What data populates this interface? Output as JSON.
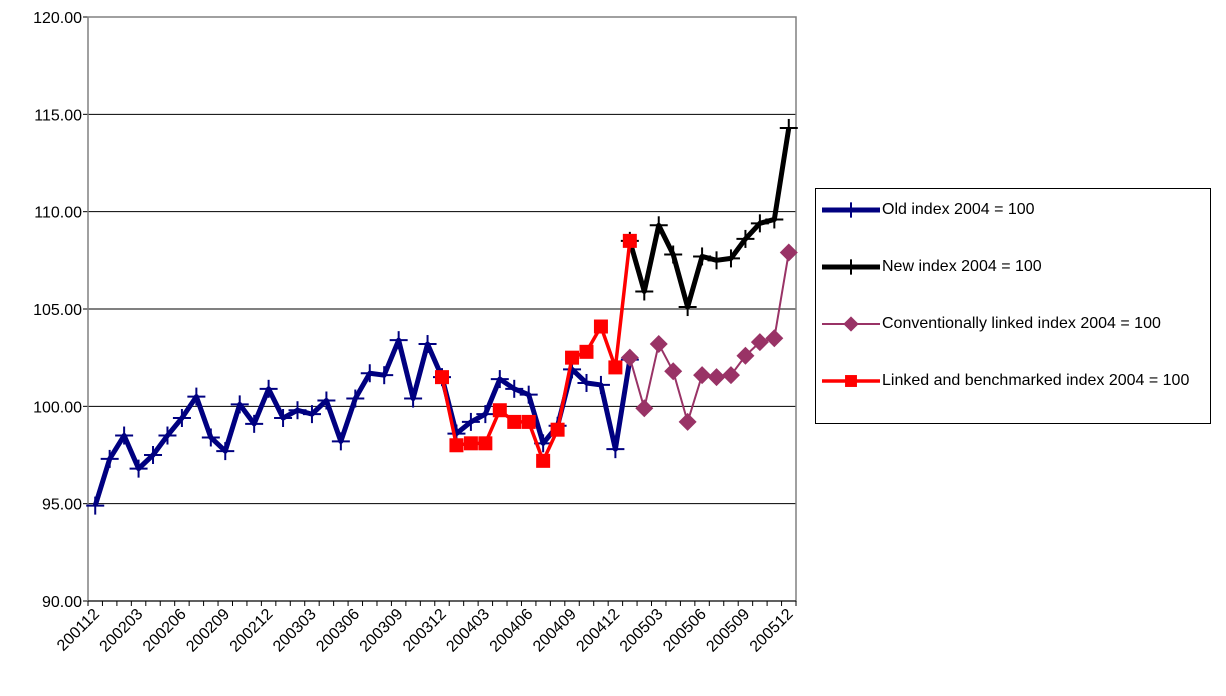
{
  "chart_data": {
    "type": "line",
    "categories": [
      "200112",
      null,
      null,
      "200203",
      null,
      null,
      "200206",
      null,
      null,
      "200209",
      null,
      null,
      "200212",
      null,
      null,
      "200303",
      null,
      null,
      "200306",
      null,
      null,
      "200309",
      null,
      null,
      "200312",
      null,
      null,
      "200403",
      null,
      null,
      "200406",
      null,
      null,
      "200409",
      null,
      null,
      "200412",
      null,
      null,
      "200503",
      null,
      null,
      "200506",
      null,
      null,
      "200509",
      null,
      null,
      "200512"
    ],
    "series": [
      {
        "name": "Old index 2004 = 100",
        "color": "#000080",
        "marker": "plus",
        "line_width": 5,
        "values": [
          94.9,
          97.3,
          98.5,
          96.8,
          97.5,
          98.5,
          99.4,
          100.5,
          98.4,
          97.7,
          100.1,
          99.1,
          100.9,
          99.4,
          99.8,
          99.6,
          100.3,
          98.2,
          100.4,
          101.7,
          101.6,
          103.4,
          100.4,
          103.2,
          101.5,
          98.6,
          99.2,
          99.6,
          101.4,
          100.9,
          100.6,
          98.1,
          99.0,
          101.9,
          101.2,
          101.1,
          97.8,
          102.4,
          null,
          null,
          null,
          null,
          null,
          null,
          null,
          null,
          null,
          null,
          null
        ]
      },
      {
        "name": "New index 2004 = 100",
        "color": "#000000",
        "marker": "plus",
        "line_width": 5,
        "values": [
          null,
          null,
          null,
          null,
          null,
          null,
          null,
          null,
          null,
          null,
          null,
          null,
          null,
          null,
          null,
          null,
          null,
          null,
          null,
          null,
          null,
          null,
          null,
          null,
          null,
          null,
          null,
          null,
          null,
          null,
          null,
          null,
          null,
          null,
          null,
          null,
          null,
          108.5,
          105.9,
          109.3,
          107.8,
          105.1,
          107.7,
          107.5,
          107.6,
          108.6,
          109.4,
          109.6,
          114.3
        ]
      },
      {
        "name": "Conventionally linked index 2004 = 100",
        "color": "#993366",
        "marker": "diamond",
        "line_width": 2,
        "values": [
          null,
          null,
          null,
          null,
          null,
          null,
          null,
          null,
          null,
          null,
          null,
          null,
          null,
          null,
          null,
          null,
          null,
          null,
          null,
          null,
          null,
          null,
          null,
          null,
          null,
          null,
          null,
          null,
          null,
          null,
          null,
          null,
          null,
          null,
          null,
          null,
          null,
          102.5,
          99.9,
          103.2,
          101.8,
          99.2,
          101.6,
          101.5,
          101.6,
          102.6,
          103.3,
          103.5,
          107.9
        ]
      },
      {
        "name": "Linked and benchmarked index 2004 = 100",
        "color": "#ff0000",
        "marker": "square",
        "line_width": 3.5,
        "values": [
          null,
          null,
          null,
          null,
          null,
          null,
          null,
          null,
          null,
          null,
          null,
          null,
          null,
          null,
          null,
          null,
          null,
          null,
          null,
          null,
          null,
          null,
          null,
          null,
          101.5,
          98.0,
          98.1,
          98.1,
          99.8,
          99.2,
          99.2,
          97.2,
          98.8,
          102.5,
          102.8,
          104.1,
          102.0,
          108.5,
          null,
          null,
          null,
          null,
          null,
          null,
          null,
          null,
          null,
          null,
          null
        ]
      }
    ],
    "ylim": [
      90,
      120
    ],
    "yticks": [
      {
        "value": 90,
        "label": "90.00"
      },
      {
        "value": 95,
        "label": "95.00"
      },
      {
        "value": 100,
        "label": "100.00"
      },
      {
        "value": 105,
        "label": "105.00"
      },
      {
        "value": 110,
        "label": "110.00"
      },
      {
        "value": 115,
        "label": "115.00"
      },
      {
        "value": 120,
        "label": "120.00"
      }
    ],
    "grid": true
  }
}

What is required:
Search the listing for the string "index". Copy each line where it turns up.

Result of the exercise:
        "name": "Old index 2004 = 100",
        "name": "New index 2004 = 100",
        "name": "Conventionally linked index 2004 = 100",
        "name": "Linked and benchmarked index 2004 = 100",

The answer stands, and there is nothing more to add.